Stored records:
○ ○ ○ ○

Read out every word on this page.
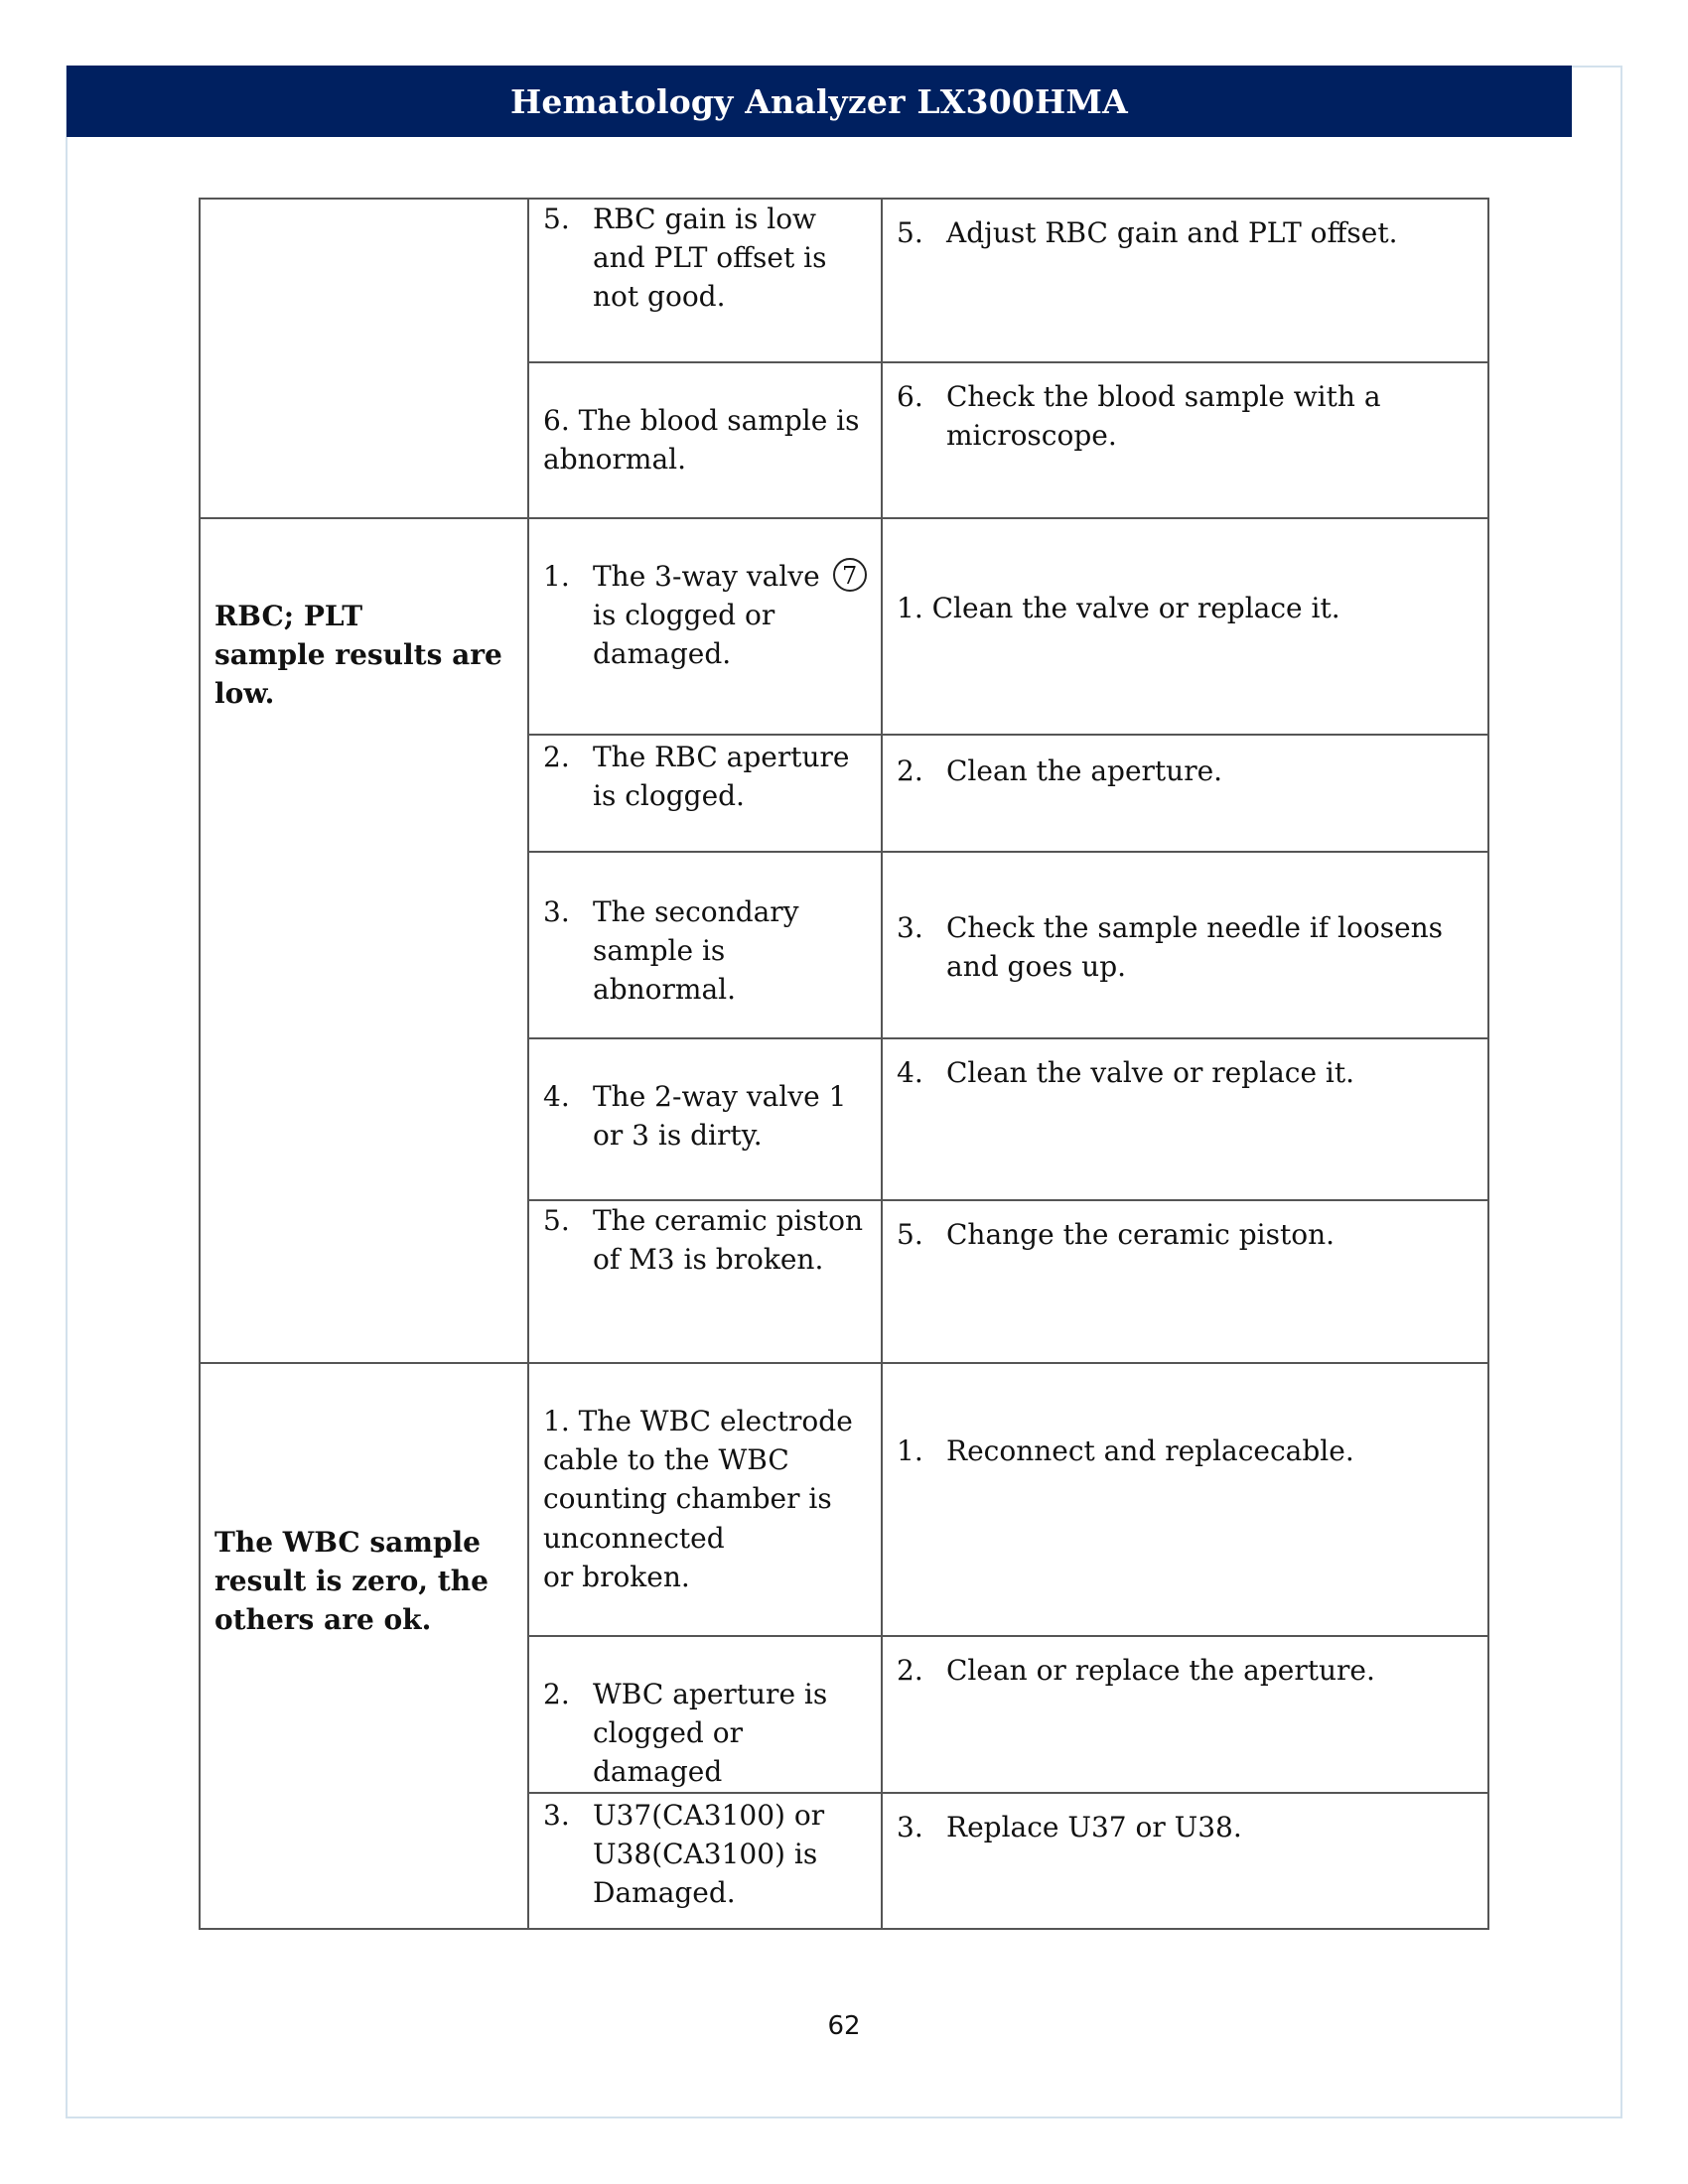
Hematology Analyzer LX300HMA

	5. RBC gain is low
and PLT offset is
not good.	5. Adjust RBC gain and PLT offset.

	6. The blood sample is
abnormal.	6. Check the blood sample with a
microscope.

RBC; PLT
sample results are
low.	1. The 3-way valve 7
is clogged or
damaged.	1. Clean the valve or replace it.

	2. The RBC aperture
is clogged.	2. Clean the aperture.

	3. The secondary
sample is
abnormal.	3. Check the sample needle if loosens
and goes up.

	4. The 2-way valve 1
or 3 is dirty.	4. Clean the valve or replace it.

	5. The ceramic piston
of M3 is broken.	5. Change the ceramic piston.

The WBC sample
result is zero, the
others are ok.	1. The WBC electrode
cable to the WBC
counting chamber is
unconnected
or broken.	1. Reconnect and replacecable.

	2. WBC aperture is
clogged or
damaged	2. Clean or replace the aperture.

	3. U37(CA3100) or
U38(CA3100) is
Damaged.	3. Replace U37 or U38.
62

○ ○ ○ ○

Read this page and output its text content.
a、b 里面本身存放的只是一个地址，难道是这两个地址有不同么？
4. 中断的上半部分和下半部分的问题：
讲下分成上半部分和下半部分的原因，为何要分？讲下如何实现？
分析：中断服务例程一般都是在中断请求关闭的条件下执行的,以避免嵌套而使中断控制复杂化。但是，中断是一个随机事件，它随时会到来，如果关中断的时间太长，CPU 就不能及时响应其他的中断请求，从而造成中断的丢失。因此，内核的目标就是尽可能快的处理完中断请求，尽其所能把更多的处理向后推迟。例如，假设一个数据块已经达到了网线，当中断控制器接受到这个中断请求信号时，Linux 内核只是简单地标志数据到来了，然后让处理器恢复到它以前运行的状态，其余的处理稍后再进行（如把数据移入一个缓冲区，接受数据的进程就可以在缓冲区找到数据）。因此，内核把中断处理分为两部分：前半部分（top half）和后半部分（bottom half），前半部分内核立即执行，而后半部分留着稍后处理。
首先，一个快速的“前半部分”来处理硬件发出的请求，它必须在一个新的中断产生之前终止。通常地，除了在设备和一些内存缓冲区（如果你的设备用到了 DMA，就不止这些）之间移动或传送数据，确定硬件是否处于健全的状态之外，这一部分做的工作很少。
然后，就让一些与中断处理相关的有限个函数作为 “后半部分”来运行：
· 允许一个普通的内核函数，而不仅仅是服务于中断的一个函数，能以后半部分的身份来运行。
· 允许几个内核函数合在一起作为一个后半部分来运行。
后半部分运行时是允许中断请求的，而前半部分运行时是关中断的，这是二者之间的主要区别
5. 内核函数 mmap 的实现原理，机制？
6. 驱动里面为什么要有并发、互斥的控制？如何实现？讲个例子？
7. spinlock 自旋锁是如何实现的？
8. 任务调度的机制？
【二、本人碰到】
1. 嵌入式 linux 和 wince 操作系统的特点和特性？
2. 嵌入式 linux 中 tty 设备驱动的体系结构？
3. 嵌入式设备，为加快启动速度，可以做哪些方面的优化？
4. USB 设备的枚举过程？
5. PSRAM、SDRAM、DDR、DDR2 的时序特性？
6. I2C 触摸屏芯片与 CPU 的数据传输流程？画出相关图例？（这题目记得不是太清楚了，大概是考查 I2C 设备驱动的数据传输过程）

○ ○ ○ ○

Directions for this task: State how many lines of the listing above include the word "broken". Give nothing but the number.

Reply: 2